> Requirement
Extract, from the listing that follows, each line containing the word "grand".

----

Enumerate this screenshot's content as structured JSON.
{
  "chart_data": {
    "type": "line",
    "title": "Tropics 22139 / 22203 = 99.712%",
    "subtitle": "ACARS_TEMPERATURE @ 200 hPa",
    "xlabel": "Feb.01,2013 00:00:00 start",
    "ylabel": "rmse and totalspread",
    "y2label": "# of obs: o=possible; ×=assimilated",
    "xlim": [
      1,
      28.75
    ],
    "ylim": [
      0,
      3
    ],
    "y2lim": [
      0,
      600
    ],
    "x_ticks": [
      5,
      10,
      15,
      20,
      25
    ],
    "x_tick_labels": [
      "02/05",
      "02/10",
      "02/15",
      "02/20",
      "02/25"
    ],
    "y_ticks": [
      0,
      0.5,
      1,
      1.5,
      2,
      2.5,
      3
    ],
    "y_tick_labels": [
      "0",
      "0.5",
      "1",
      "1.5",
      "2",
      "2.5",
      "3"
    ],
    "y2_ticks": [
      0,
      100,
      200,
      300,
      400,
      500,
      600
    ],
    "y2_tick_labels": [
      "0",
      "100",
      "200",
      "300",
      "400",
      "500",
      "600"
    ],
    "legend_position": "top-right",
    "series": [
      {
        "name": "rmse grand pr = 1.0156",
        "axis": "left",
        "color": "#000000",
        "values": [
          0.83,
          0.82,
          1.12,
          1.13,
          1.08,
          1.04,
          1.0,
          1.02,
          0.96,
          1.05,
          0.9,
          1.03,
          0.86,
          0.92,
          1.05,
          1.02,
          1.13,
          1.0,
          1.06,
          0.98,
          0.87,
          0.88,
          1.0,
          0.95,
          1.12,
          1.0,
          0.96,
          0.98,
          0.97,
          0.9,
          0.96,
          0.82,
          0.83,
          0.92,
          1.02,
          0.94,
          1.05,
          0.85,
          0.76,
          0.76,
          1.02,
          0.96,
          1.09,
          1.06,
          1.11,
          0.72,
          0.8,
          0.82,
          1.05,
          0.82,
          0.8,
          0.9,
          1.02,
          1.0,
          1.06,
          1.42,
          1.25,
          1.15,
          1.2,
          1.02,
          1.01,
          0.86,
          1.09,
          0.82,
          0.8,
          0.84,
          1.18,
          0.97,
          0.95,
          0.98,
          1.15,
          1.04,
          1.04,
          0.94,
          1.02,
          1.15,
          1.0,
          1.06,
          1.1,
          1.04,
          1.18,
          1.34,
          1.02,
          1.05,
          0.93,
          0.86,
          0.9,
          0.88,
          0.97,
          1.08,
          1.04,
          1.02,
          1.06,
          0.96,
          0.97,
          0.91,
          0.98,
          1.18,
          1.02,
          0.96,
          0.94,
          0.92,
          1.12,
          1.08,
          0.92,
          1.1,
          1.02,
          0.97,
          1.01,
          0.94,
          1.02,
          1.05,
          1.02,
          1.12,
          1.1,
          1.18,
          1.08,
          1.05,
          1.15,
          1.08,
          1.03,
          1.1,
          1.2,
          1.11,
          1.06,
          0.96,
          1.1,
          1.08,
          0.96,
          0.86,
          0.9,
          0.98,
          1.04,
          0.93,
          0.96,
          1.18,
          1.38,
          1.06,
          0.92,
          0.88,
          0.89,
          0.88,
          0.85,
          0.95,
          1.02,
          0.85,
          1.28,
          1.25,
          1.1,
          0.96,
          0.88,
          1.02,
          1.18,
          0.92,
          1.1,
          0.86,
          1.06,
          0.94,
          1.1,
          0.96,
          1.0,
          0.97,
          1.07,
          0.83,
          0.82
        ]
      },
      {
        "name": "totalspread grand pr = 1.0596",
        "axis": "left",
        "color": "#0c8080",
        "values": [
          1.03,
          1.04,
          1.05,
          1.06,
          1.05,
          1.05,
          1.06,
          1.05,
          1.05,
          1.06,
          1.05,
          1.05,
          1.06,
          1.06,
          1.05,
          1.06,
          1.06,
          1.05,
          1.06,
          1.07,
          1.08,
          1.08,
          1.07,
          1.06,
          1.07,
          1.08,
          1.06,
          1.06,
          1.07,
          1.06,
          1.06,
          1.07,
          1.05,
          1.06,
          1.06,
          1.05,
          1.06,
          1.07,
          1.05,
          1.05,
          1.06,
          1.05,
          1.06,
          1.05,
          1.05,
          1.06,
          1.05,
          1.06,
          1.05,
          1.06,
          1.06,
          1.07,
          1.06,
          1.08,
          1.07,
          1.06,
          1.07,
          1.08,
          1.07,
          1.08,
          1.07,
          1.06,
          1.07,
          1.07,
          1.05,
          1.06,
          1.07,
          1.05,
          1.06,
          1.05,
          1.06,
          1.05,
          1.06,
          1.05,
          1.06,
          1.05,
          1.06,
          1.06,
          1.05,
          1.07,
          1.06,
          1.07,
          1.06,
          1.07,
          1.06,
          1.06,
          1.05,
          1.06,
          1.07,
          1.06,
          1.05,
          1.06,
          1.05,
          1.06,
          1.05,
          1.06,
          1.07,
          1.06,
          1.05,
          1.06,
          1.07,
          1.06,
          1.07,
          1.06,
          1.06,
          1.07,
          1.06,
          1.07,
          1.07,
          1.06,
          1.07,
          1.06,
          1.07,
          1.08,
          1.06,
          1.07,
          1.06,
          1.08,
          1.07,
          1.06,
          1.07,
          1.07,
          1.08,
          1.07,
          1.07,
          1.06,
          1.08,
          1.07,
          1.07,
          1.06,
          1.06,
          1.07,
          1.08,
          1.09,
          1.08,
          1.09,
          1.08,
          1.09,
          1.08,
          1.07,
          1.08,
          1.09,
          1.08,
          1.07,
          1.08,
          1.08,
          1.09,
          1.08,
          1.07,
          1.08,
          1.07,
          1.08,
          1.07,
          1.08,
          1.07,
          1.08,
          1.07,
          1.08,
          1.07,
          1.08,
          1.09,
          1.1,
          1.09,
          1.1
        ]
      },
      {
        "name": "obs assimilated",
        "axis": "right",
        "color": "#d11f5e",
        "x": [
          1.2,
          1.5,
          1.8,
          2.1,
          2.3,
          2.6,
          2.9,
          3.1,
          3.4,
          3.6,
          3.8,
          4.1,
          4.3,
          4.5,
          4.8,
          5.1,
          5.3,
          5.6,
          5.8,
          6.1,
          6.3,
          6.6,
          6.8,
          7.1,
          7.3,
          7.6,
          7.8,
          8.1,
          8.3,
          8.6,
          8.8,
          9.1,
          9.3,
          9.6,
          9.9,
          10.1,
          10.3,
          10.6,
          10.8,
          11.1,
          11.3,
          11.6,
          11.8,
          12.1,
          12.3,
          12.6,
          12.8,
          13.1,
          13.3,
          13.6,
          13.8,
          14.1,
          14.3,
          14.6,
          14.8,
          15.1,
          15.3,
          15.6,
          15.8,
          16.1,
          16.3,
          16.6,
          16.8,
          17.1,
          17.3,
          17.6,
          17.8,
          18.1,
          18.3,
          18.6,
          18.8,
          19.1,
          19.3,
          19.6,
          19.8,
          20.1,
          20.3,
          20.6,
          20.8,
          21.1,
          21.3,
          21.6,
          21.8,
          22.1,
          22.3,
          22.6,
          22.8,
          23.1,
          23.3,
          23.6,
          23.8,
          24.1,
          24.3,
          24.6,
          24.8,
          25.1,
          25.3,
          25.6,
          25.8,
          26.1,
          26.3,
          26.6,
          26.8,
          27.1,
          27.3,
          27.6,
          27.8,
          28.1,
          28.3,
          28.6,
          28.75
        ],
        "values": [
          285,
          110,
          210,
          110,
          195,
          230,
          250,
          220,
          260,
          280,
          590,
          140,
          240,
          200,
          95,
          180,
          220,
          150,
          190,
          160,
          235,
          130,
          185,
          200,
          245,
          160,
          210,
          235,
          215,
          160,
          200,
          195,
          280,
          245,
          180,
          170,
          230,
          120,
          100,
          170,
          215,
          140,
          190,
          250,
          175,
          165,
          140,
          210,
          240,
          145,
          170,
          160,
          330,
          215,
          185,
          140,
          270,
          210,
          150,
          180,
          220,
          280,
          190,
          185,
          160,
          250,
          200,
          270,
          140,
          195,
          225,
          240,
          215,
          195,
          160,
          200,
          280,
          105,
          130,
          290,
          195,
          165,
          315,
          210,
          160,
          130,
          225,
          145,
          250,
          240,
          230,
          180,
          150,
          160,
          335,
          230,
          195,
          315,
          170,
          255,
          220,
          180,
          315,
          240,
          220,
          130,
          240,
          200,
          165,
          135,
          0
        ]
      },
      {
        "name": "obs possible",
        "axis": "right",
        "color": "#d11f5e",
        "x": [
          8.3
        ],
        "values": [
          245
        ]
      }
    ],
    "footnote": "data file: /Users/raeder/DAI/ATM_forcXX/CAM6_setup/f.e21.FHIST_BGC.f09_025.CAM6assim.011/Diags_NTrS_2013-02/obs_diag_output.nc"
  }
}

----

> Finished exercise
        "name": "rmse grand pr = 1.0156",
        "name": "totalspread grand pr = 1.0596",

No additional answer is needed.